| WHAT IS ASKED |
All of the records below must be output exactly, with no pictures carried over.

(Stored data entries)

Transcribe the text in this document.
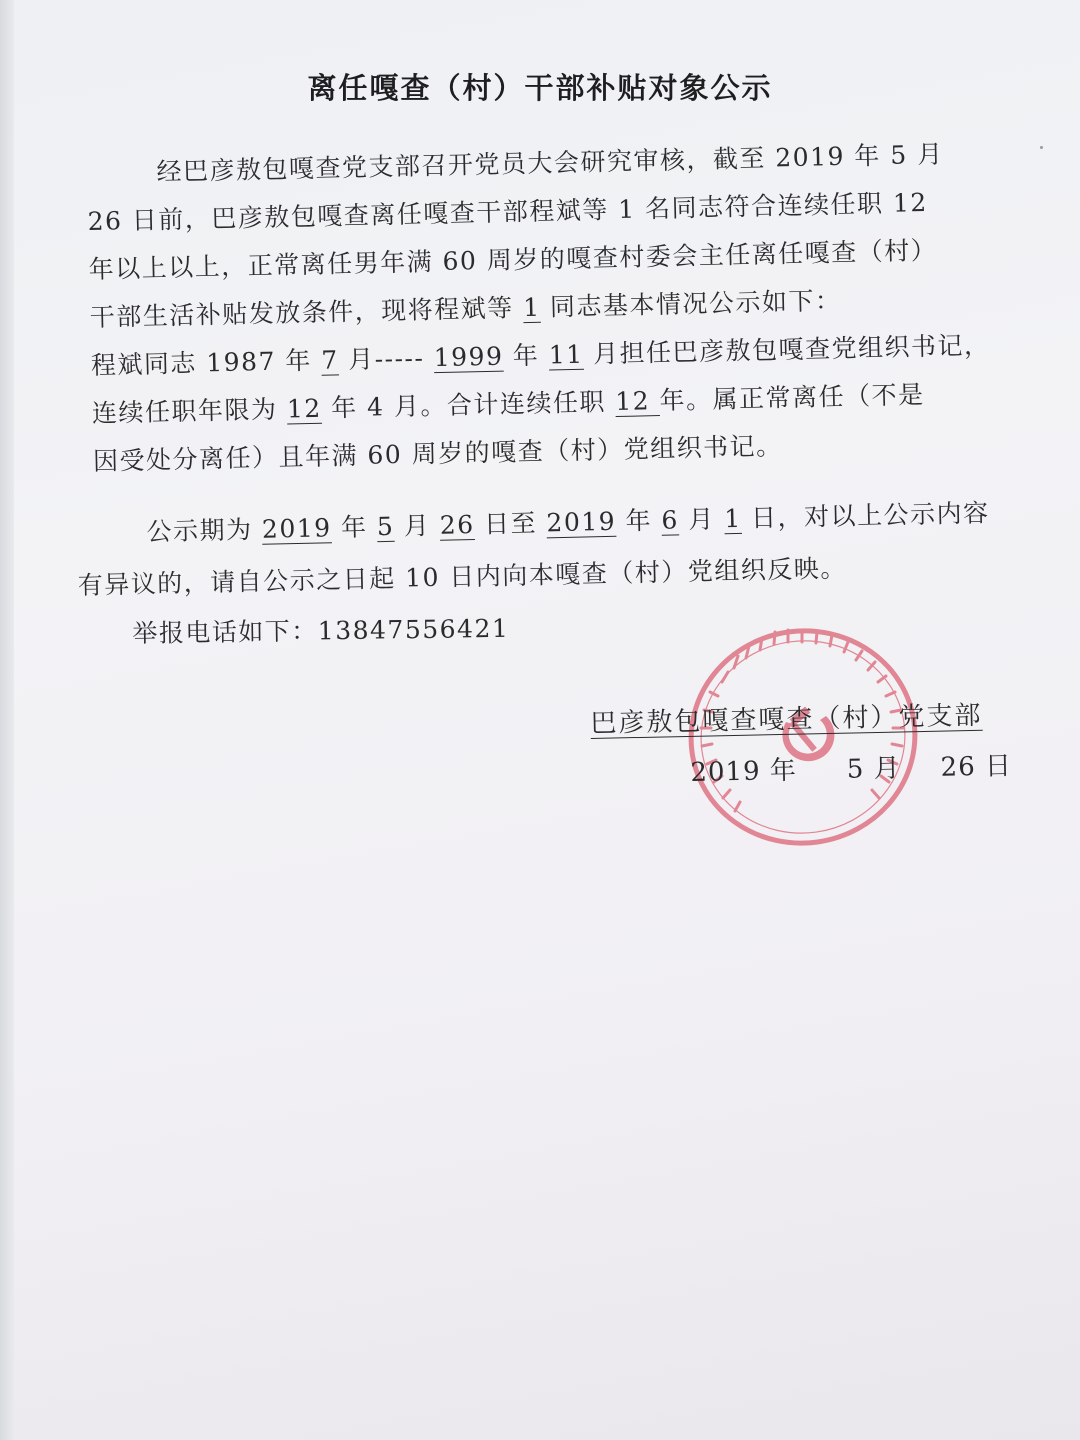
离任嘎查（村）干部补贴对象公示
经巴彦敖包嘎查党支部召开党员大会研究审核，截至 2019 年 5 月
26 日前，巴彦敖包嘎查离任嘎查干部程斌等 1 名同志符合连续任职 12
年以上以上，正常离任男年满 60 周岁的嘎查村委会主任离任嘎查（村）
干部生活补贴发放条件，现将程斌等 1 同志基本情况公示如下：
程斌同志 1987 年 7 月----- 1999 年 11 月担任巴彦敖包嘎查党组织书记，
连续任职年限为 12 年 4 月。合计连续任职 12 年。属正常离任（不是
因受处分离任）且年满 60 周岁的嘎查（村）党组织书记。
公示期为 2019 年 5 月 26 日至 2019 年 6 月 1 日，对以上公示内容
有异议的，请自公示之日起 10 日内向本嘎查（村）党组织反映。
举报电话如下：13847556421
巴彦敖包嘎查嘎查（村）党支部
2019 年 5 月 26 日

| WRITTEN RESPONSE |
Transcribe the text in this document.
离任嘎查（村）干部补贴对象公示
经巴彦敖包嘎查党支部召开党员大会研究审核，截至 2019 年 5 月
26 日前，巴彦敖包嘎查离任嘎查干部程斌等 1 名同志符合连续任职 12
年以上以上，正常离任男年满 60 周岁的嘎查村委会主任离任嘎查（村）
干部生活补贴发放条件，现将程斌等 1 同志基本情况公示如下：
程斌同志 1987 年 7 月----- 1999 年 11 月担任巴彦敖包嘎查党组织书记，
连续任职年限为 12 年 4 月。合计连续任职 12 年。属正常离任（不是
因受处分离任）且年满 60 周岁的嘎查（村）党组织书记。
公示期为 2019 年 5 月 26 日至 2019 年 6 月 1 日，对以上公示内容
有异议的，请自公示之日起 10 日内向本嘎查（村）党组织反映。
举报电话如下：13847556421
巴彦敖包嘎查嘎查（村）党支部
2019 年 5 月 26 日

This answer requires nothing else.